-- TÂCHE DONNÉE A --
Exprimez sous forme de liste JSON de chaînes tout ce qui va, dans les lignes du jeu de données, de la ligne contenant "data-label: 1,649 (48, 82, 74, 93)" jusqu'à celle contenant "data-label: 1,778 (148, 70, 174, 81)", à raison d'une chaîne par ligne et sans les lignes vides.

--- BLOC DE TEXTE ---

La scène sur laquelle se joue la pièce est immense, au centre d'un gigantesque bâtiment en forme de cercle, une sphère de plus de 40 000 kilomètres de circonférence, sur plusieurs étages : le balcon (beaucoup de monde), la corbeille, la galerie, l'orchestre, le poulailler...toutes les classes sociales sont représentées, sans exception, de tous les âges, de tous les sexes, de toutes les couleurs.

Pour toutes les bourses car tout le monde doit payer son siège.

C'est la pièce la plus cosmopolite qui soit.

Son théâtre est le monde.

L'architecte pourrait s'appeler Frank Gehry, le sponsor Bernard Arnault. A Bilbao ou au Bois de Boulogne, peu importe, c'est la même pièce qui se joue avec les mêmes marionnettes. Ici et là.

La climatisation ne fonctionne plus, les pannes se multiplient, le rideau se lève et redescend brutalement, à grand fracas, sans aucune raison apparente, dans un silence gêné, un silence de mort. Les ampoules électriques claquent les unes derrière les autres, comme autant de petites bombes, les ombres finissent de compliquer le spectacle, les micros grésillent, les voix se superposent, la musique reprend prématurément le dessus sur une cantatrice qui n'a plus d'âge malgré le rouge à lèvre qui fait semblant.

Les acteurs se précipitent sur la scène avec des costumes de plus en plus voyant, ils improvisent un texte que personne ne comprend, parlent une langue que tout le monde fait semblant de connaître, la gesticulation et le mime remplacent les mots, la posture tient lieu de programme.

Ce ne sont pas des intermittents qui assurent le spectacle, mais des magiciens, des illusionnistes pour la plupart, habitués à travailler nuits et jours, 365 jours par an.

Eux ne connaissent pas la crise, ils en vivent.

Grassement.

--- DONNÉES EXTRAITES ---

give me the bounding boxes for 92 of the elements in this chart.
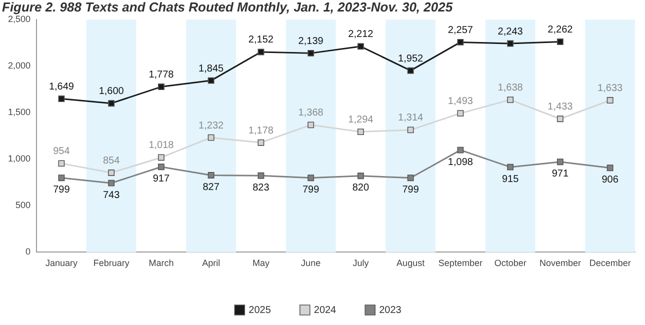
data-label: 1,649 (48, 82, 74, 93)
legend-label: 2024 (314, 304, 337, 316)
point (308, 174, 314, 182)
x-tick-label: June (301, 258, 321, 268)
x-tick-label: September (438, 258, 482, 268)
point (258, 139, 264, 146)
data-label: 1,778 (148, 70, 174, 81)
point (258, 172, 264, 179)
data-label: 1,493 (448, 96, 474, 108)
point (58, 174, 65, 182)
point (108, 170, 115, 176)
data-label: 854 (102, 155, 120, 166)
point (457, 110, 464, 117)
data-label: 2,243 (498, 26, 524, 38)
y-tick-label: 0 (26, 246, 31, 257)
point (556, 116, 564, 122)
data-label: 743 (102, 190, 120, 201)
point (357, 172, 364, 180)
x-tick-label: March (148, 258, 174, 268)
point (258, 48, 264, 56)
data-label: 1,633 (598, 83, 624, 94)
point (407, 67, 414, 74)
data-label: 906 (602, 174, 619, 186)
point (507, 164, 514, 170)
point (208, 172, 214, 178)
point (457, 146, 464, 154)
data-label: 799 (402, 184, 420, 196)
data-label: 1,845 (198, 63, 224, 74)
point (556, 158, 564, 166)
point (606, 164, 614, 172)
x-tick-label: February (93, 258, 130, 268)
data-label: 1,433 (548, 102, 574, 113)
data-label: 827 (202, 182, 220, 194)
point (208, 77, 214, 84)
data-label: 799 (302, 184, 320, 196)
x-tick-label: December (589, 258, 631, 268)
x-tick-label: January (45, 258, 78, 268)
data-label: 915 (502, 174, 520, 185)
point (108, 180, 115, 186)
point (308, 50, 314, 56)
x-tick-label: July (352, 258, 370, 268)
x-tick-label: August (396, 258, 426, 268)
data-label: 799 (53, 184, 70, 196)
point (407, 126, 414, 134)
data-label: 823 (252, 182, 270, 194)
data-label: 1,314 (398, 112, 424, 124)
data-label: 2,262 (548, 24, 574, 36)
point (308, 122, 314, 128)
x-tick-label: November (539, 258, 581, 268)
y-tick-label: 1,000 (8, 154, 31, 164)
point (357, 128, 364, 136)
point (58, 160, 65, 167)
point (158, 84, 164, 90)
point (158, 164, 164, 170)
point (357, 43, 364, 50)
data-label: 1,232 (198, 120, 224, 132)
point (606, 97, 614, 104)
point (457, 38, 464, 46)
point (58, 96, 65, 102)
data-label: 820 (352, 182, 370, 194)
point (158, 154, 164, 161)
point (507, 96, 514, 104)
data-label: 1,178 (248, 125, 274, 136)
point (556, 38, 564, 45)
data-label: 1,294 (348, 114, 374, 126)
y-tick-label: 2,000 (8, 60, 31, 71)
data-label: 2,212 (348, 29, 374, 40)
data-label: 917 (152, 174, 170, 185)
x-tick-label: May (252, 258, 270, 268)
data-label: 971 (552, 168, 569, 180)
point (108, 100, 115, 107)
data-label: 1,098 (448, 156, 474, 168)
point (507, 40, 514, 47)
x-tick-label: October (494, 258, 526, 268)
data-label: 2,152 (248, 34, 274, 46)
data-label: 1,018 (148, 140, 174, 152)
data-label: 954 (53, 146, 70, 158)
y-tick-label: 1,500 (8, 107, 31, 118)
data-label: 1,600 (98, 86, 124, 98)
data-label: 2,257 (448, 24, 474, 36)
data-label: 1,638 (498, 82, 524, 94)
y-tick-label: 500 (15, 200, 31, 210)
x-tick-label: April (202, 258, 220, 268)
chart-title: Figure 2. 988 Texts and Chats Routed Monthly, Jan. 1, 2023-Nov. 30, 2025 (2, 0, 454, 14)
point (208, 134, 214, 141)
data-label: 1,368 (298, 108, 324, 119)
point (407, 174, 414, 182)
legend-label: 2025 (248, 304, 272, 316)
y-tick-label: 2,500 (8, 14, 31, 24)
data-label: 2,139 (298, 36, 324, 47)
legend-label: 2023 (379, 304, 402, 316)
data-label: 1,952 (398, 53, 424, 64)
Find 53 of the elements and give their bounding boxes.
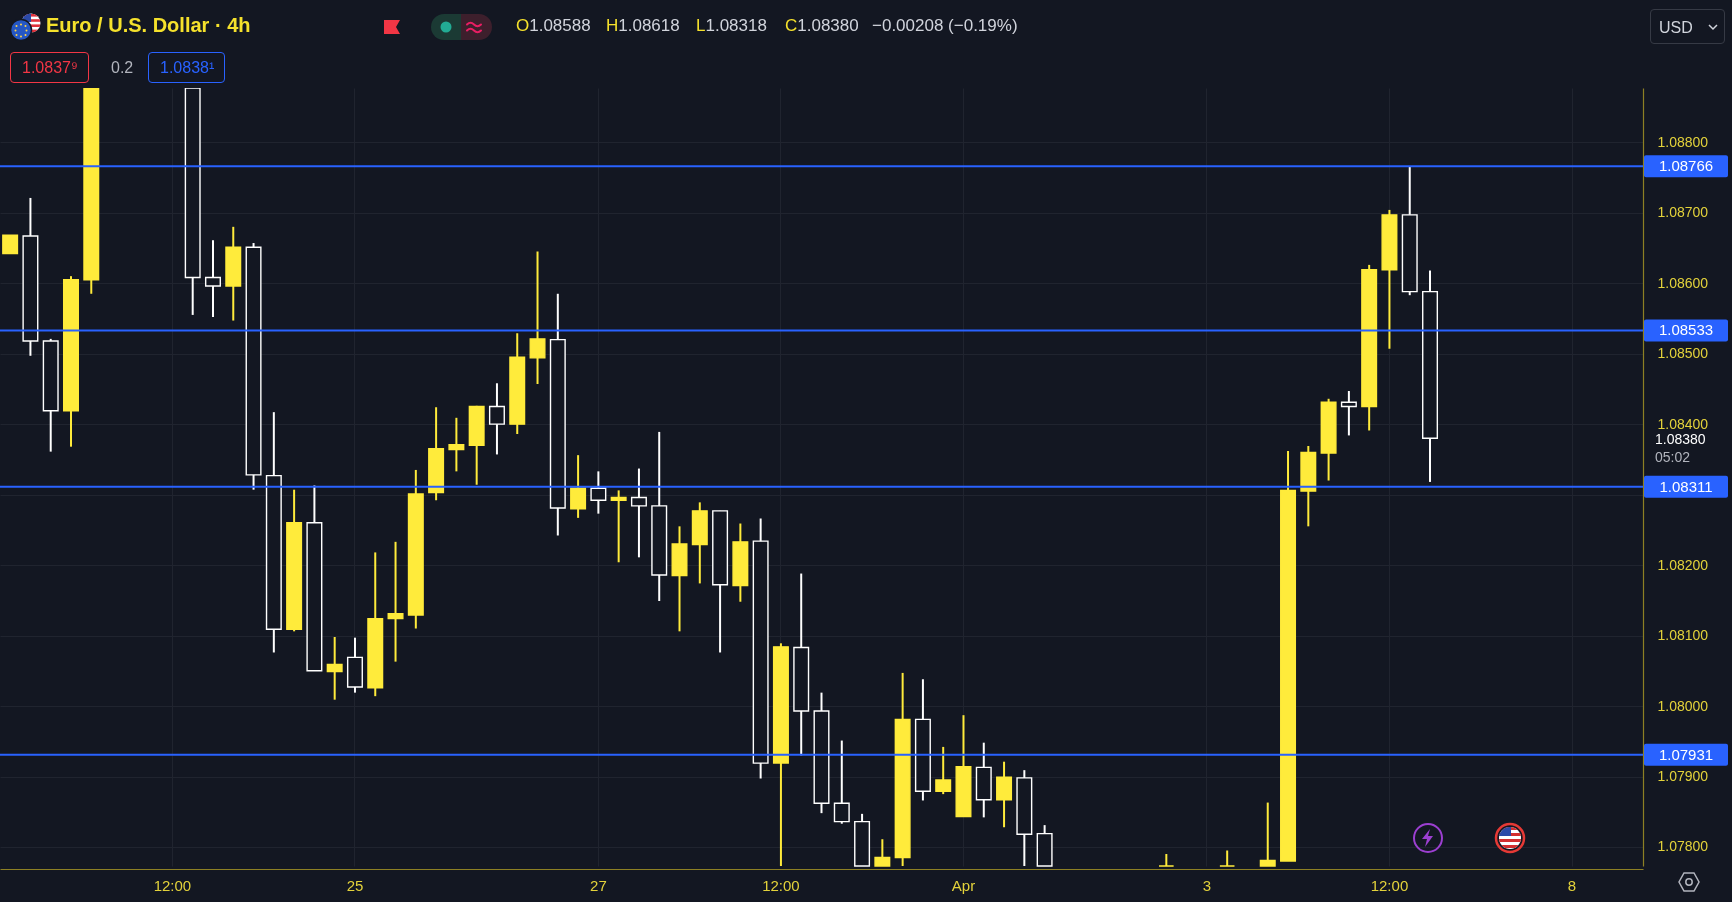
candlestick [1219, 849, 1236, 867]
y-tick-label: 1.08000 [1657, 697, 1709, 714]
ref-line-label: 1.07931 [1658, 745, 1714, 763]
candlestick [996, 760, 1013, 829]
ref-line-label: 1.08766 [1658, 157, 1714, 175]
y-tick-label: 1.08100 [1657, 627, 1709, 644]
y-tick-label: 1.08400 [1657, 415, 1709, 432]
chart-title: Euro / U.S. Dollar · 4h [46, 13, 251, 37]
candlestick [833, 739, 850, 825]
ref-line-label: 1.08533 [1658, 321, 1714, 339]
text: O1.08588 [516, 16, 591, 35]
text: 1.0838¹ [148, 52, 226, 84]
x-tick-label: Apr [951, 876, 976, 894]
x-tick-label: 27 [590, 876, 607, 894]
candlestick [1158, 853, 1175, 867]
candlestick [1259, 801, 1276, 867]
y-tick-label: 1.08800 [1657, 133, 1709, 150]
candlestick [570, 454, 587, 519]
text: −0.00208 (−0.19%) [872, 16, 1018, 37]
text: L1.08318 [696, 16, 767, 35]
y-tick-label: 1.08500 [1657, 345, 1709, 362]
candlestick [488, 382, 505, 456]
candlestick [874, 838, 891, 867]
candlestick [529, 250, 546, 385]
candlestick [610, 489, 627, 564]
candlestick [1340, 390, 1357, 437]
text: 1.0837⁹ [10, 52, 89, 84]
x-tick-label: 25 [346, 876, 364, 894]
candlestick [204, 239, 221, 319]
x-tick-label: 12:00 [762, 876, 800, 894]
text: H1.08618 [606, 16, 680, 35]
y-tick-label: 1.07900 [1657, 768, 1709, 784]
y-tick-label: 1.07800 [1657, 838, 1709, 855]
x-tick-label: 12:00 [153, 876, 192, 894]
ref-line-label: 1.08311 [1659, 477, 1713, 495]
candlestick [2, 234, 19, 255]
candlestick [387, 540, 404, 663]
dropdown: USD [1650, 9, 1725, 44]
y-tick-label: 1.08200 [1657, 556, 1709, 573]
candlestick [448, 416, 465, 473]
x-tick-label: 8 [1567, 876, 1577, 894]
text: 0.2 [111, 58, 134, 78]
y-tick-label: 1.08700 [1657, 204, 1709, 221]
text: 05:02 [1655, 449, 1691, 466]
text: 1.08380 [1655, 431, 1706, 448]
candlestick [590, 470, 607, 515]
x-tick-label: 12:00 [1370, 876, 1409, 894]
candlestick [326, 635, 343, 701]
text: C1.08380 [785, 16, 859, 35]
x-tick-label: 3 [1202, 876, 1212, 894]
y-tick-label: 1.08600 [1657, 274, 1709, 291]
candlestick [630, 467, 647, 559]
candlestick [935, 745, 952, 796]
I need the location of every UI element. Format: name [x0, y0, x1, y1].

---

-- TÂCHE DONNÉE B --
D'après le bloc de texte, répondez aux questions suivantes.
(i) Quelle circonférence la sphère décrite atteint-elle ?
(ii) Quel nom l'architecte pourrait-il porter ?
(iii) Combien de jours par an les magiciens et illusionnistes ont-ils l'habitude de travailler ?

-- RÉPONSE FINALE A --
[
  "data-label: 1,649 (48, 82, 74, 93)",
  "legend-label: 2024 (314, 304, 337, 316)",
  "point (308, 174, 314, 182)",
  "x-tick-label: June (301, 258, 321, 268)",
  "x-tick-label: September (438, 258, 482, 268)",
  "point (258, 139, 264, 146)",
  "data-label: 1,778 (148, 70, 174, 81)"
]

-- RÉPONSE FINALE B --
(i) Plus de 40 000 kilomètres.
(ii) Frank Gehry.
(iii) 365 jours.